Task requirements.
Your answer should be a single number: the count of lines holding the word "color".

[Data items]
- - -
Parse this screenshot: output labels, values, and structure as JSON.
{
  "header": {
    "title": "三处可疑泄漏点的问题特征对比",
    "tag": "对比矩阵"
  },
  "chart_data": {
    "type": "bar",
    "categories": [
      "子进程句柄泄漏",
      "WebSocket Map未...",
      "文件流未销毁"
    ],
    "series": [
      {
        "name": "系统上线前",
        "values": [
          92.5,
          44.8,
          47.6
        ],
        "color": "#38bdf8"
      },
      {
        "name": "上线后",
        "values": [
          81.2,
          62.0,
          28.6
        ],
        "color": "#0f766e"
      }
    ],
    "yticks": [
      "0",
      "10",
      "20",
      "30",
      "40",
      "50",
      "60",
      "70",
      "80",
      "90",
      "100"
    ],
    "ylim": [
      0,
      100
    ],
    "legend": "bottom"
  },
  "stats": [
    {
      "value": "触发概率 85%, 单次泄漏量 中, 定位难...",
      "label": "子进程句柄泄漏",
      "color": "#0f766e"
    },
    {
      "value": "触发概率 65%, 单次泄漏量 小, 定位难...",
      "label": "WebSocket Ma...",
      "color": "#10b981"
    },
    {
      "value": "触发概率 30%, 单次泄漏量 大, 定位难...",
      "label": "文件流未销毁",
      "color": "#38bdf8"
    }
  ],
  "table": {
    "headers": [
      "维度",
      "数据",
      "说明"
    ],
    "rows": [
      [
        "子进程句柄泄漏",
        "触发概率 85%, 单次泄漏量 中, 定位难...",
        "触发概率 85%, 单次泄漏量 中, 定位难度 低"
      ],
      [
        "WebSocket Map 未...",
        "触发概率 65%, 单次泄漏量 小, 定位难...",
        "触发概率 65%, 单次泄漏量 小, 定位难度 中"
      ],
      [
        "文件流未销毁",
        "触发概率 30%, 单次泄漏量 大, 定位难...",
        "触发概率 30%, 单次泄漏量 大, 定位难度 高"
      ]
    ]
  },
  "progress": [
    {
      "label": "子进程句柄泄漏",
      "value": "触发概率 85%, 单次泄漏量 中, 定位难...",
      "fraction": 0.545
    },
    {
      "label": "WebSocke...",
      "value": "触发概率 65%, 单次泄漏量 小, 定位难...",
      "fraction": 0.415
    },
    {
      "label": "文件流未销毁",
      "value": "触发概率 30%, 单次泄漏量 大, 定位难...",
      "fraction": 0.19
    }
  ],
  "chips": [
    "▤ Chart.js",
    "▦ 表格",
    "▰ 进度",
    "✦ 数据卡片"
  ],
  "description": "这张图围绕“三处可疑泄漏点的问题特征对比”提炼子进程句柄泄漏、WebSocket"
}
- - -
Exercise solution.
5